Records that describe figures:
----------------

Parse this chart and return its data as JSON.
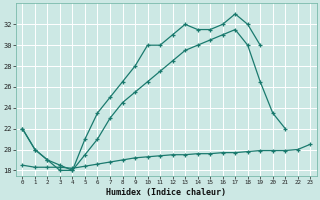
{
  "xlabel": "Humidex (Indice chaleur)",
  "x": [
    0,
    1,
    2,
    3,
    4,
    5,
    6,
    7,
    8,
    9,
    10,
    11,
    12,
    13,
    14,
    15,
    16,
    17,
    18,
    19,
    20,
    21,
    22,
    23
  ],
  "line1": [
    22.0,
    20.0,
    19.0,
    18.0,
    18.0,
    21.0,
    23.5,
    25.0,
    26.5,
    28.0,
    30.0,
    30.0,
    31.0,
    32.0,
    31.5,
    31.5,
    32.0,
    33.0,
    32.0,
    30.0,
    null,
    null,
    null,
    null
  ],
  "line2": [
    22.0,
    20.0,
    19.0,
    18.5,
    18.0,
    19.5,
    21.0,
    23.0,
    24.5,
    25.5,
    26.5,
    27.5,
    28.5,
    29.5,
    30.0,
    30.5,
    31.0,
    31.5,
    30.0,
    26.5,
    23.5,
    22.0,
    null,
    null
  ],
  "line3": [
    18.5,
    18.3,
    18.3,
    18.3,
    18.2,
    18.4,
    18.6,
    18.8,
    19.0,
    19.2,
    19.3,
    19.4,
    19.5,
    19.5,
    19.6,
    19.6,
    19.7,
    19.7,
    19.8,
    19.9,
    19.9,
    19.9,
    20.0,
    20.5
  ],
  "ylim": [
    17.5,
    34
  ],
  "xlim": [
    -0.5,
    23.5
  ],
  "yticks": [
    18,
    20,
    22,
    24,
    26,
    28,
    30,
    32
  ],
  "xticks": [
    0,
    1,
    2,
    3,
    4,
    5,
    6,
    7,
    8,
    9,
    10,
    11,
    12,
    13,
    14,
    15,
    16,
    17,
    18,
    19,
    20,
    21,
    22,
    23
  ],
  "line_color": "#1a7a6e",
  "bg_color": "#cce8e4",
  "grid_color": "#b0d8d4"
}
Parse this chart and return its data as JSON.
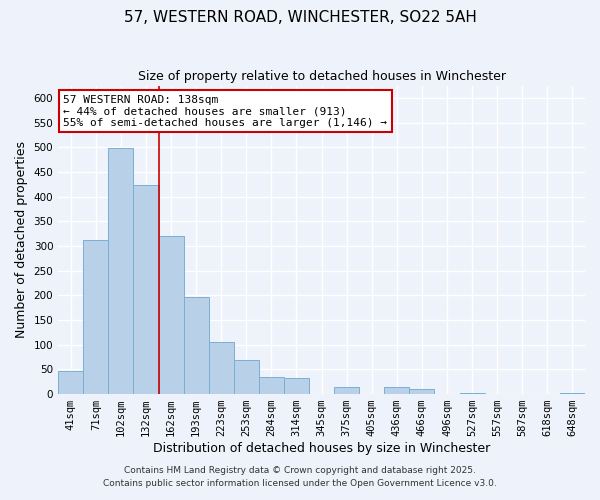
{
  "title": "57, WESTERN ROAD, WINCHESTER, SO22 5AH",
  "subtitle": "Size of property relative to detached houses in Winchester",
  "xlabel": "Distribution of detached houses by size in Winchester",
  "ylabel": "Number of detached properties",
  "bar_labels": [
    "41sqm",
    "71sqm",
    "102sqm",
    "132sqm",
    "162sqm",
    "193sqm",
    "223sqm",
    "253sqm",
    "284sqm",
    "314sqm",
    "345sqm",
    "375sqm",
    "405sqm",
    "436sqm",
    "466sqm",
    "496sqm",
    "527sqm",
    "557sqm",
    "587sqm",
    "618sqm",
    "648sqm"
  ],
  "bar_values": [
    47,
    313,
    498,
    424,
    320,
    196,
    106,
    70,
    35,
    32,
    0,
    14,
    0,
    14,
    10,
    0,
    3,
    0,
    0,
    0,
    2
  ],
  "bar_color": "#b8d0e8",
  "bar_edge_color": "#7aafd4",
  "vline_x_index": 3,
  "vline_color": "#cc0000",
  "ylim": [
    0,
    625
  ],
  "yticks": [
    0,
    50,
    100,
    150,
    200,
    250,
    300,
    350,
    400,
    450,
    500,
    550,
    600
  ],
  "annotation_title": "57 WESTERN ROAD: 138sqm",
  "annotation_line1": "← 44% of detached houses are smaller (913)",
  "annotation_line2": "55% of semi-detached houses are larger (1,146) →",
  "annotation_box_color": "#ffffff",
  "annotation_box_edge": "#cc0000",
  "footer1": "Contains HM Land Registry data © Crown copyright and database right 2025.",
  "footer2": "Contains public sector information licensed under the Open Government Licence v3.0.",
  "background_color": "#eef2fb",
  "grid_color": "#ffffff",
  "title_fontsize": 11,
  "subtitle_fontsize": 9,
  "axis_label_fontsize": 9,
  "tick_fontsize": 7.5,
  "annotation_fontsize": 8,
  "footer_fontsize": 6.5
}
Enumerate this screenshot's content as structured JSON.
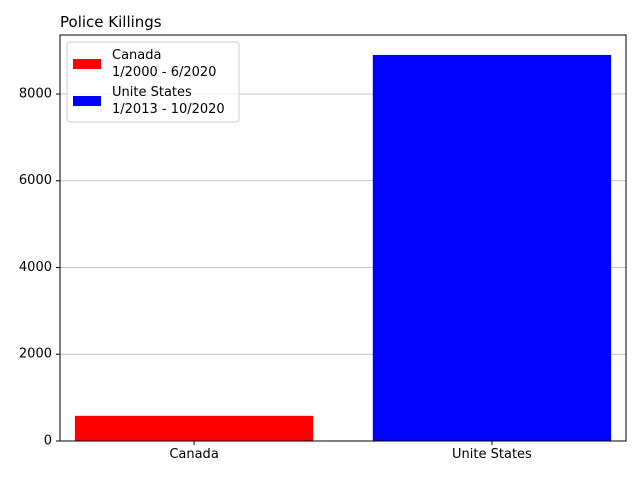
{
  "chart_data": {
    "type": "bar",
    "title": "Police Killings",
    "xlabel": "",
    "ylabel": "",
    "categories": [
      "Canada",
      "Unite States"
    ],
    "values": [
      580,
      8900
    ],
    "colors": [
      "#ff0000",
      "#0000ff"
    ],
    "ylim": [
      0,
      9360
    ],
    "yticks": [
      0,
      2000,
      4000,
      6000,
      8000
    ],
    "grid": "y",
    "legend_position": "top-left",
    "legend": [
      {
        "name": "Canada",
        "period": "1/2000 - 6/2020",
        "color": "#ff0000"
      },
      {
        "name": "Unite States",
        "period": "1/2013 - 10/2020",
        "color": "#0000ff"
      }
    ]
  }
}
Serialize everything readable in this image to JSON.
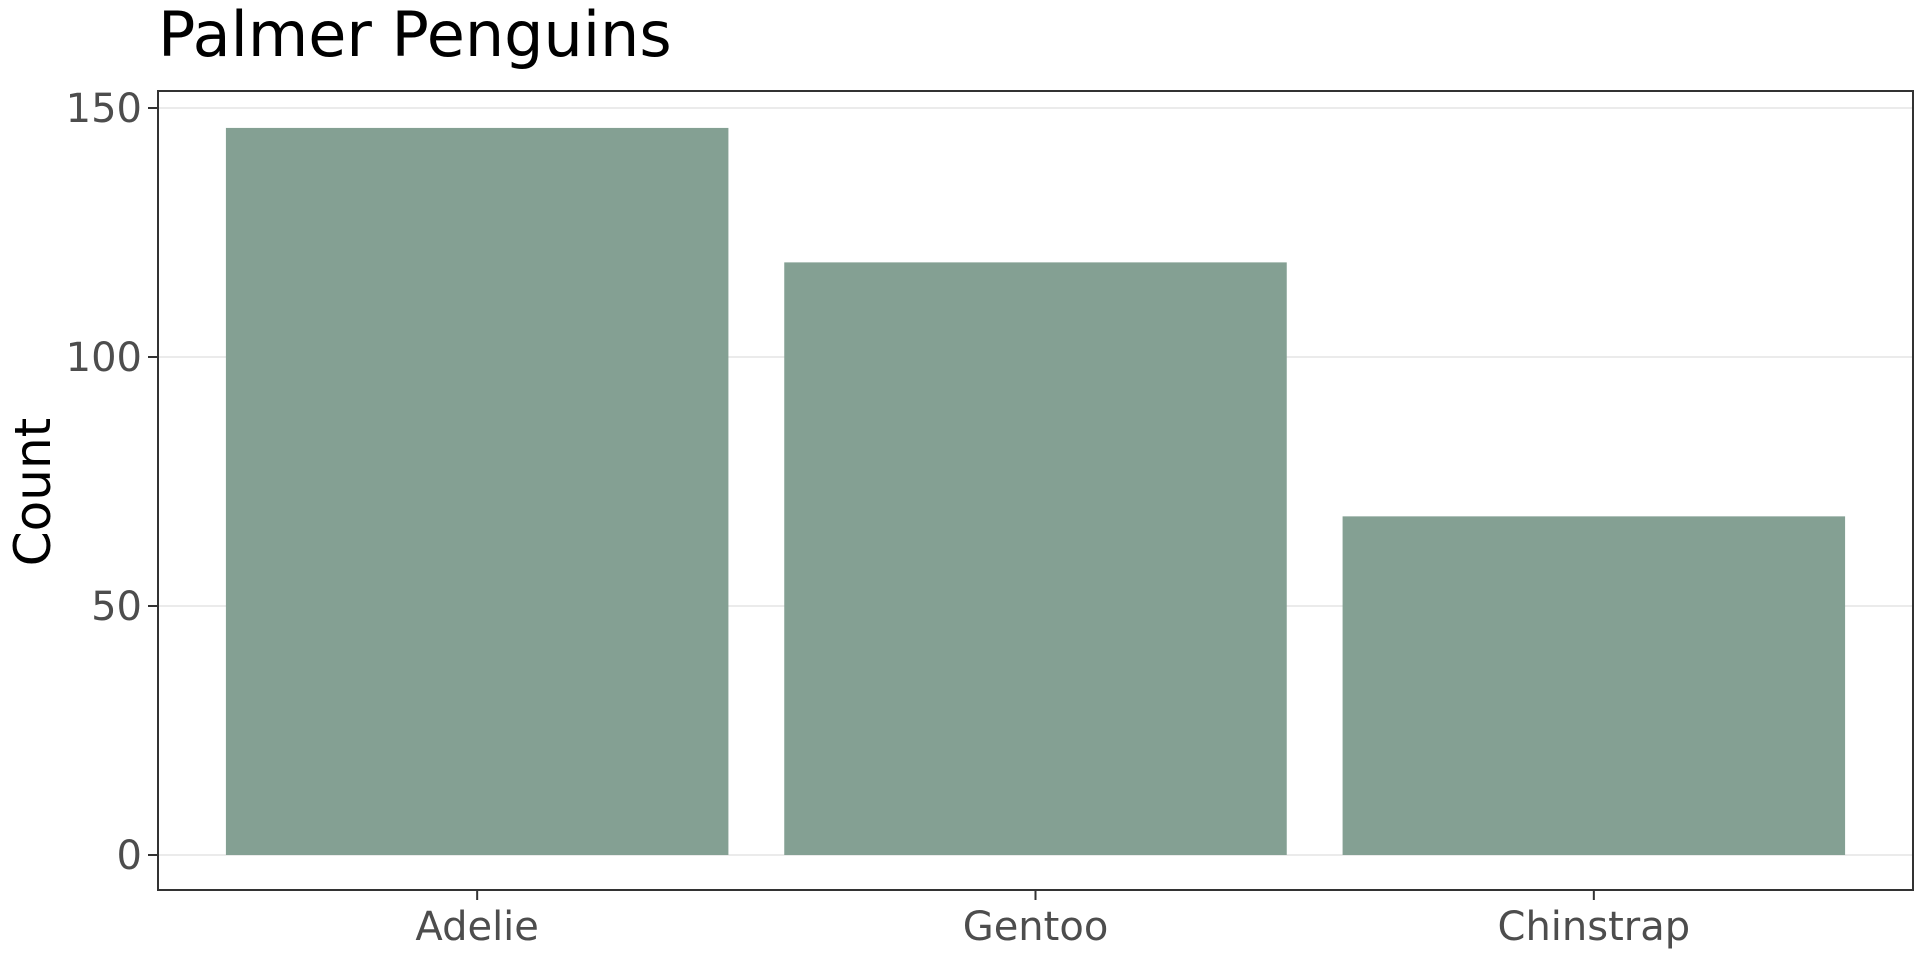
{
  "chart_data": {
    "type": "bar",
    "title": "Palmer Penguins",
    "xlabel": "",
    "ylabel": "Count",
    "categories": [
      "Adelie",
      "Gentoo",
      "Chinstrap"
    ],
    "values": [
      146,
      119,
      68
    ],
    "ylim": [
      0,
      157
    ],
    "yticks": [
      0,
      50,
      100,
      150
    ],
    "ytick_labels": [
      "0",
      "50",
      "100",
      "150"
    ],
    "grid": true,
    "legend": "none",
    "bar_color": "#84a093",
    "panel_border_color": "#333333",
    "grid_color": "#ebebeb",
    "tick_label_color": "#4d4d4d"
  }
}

----------------

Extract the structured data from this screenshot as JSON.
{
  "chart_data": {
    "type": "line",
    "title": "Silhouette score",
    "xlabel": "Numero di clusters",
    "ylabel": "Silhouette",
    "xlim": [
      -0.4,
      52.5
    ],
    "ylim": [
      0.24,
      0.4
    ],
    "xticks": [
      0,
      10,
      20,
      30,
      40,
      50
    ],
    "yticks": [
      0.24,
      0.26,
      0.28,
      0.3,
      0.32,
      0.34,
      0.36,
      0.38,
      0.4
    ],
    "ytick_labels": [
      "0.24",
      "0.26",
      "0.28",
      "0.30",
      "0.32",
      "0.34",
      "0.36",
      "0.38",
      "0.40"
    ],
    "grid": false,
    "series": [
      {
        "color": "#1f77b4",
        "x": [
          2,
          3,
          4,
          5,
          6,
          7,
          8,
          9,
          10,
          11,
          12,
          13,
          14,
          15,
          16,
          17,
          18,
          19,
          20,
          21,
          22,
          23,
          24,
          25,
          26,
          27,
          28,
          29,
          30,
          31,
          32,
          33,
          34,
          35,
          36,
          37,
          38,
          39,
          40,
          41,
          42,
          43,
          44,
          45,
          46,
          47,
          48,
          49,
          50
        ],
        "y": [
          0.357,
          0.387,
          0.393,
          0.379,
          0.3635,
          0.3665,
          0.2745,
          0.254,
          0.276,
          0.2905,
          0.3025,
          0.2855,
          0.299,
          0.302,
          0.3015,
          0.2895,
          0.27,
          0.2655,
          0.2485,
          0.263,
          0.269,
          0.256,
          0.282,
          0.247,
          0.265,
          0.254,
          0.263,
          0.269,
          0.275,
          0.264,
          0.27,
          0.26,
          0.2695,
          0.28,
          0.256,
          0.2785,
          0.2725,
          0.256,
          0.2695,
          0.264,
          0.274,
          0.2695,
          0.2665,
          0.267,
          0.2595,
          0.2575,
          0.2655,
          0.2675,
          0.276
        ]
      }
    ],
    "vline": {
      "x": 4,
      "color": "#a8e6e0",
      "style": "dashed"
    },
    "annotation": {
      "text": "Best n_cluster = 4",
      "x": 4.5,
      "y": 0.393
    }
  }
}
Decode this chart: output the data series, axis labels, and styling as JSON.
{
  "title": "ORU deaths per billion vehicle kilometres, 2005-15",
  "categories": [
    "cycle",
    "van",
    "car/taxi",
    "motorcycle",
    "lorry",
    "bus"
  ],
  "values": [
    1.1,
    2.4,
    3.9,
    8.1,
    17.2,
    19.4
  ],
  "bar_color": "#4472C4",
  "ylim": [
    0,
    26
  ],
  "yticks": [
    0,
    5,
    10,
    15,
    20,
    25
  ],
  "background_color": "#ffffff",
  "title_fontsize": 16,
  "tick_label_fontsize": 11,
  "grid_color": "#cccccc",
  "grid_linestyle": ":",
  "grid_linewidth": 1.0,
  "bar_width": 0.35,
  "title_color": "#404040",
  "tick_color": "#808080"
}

----------------

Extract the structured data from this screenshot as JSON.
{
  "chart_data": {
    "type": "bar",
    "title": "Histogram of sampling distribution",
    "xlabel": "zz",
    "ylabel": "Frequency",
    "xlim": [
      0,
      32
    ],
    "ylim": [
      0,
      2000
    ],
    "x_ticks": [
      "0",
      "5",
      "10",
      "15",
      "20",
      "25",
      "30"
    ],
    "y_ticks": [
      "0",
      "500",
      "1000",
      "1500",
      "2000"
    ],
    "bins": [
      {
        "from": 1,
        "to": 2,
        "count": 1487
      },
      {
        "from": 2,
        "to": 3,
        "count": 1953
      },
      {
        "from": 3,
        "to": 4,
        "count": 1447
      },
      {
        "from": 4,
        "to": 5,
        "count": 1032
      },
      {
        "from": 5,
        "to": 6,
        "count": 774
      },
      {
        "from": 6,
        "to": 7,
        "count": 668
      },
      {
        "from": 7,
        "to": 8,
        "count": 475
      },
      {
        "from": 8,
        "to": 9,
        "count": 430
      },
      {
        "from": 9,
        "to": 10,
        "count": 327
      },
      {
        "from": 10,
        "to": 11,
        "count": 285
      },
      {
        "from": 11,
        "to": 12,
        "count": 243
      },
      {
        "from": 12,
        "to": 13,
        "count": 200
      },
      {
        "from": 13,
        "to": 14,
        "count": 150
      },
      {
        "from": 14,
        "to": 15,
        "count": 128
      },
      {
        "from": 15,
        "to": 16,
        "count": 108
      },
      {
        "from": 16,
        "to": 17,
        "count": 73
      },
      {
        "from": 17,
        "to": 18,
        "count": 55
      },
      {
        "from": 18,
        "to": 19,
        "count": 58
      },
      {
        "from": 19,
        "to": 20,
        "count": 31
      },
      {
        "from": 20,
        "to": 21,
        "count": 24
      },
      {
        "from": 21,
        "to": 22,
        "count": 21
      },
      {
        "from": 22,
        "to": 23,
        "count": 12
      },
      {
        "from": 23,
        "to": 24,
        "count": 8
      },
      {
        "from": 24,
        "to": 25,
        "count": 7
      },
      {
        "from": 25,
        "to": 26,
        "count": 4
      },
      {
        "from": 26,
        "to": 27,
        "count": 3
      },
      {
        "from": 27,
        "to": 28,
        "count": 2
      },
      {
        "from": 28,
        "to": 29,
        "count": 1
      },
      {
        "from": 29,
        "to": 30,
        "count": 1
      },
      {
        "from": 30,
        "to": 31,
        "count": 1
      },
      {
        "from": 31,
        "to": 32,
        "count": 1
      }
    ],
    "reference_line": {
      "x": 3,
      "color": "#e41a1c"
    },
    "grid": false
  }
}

----------------

**Brief:** In the lines above, find each one with "ylabel" and list it.

**Complete response:**
  "ylabel": "Number of detached properties",
    "ylabel": "",
    "ylabel": "Count",
    "ylabel": "Silhouette",
    "ylabel": "Frequency",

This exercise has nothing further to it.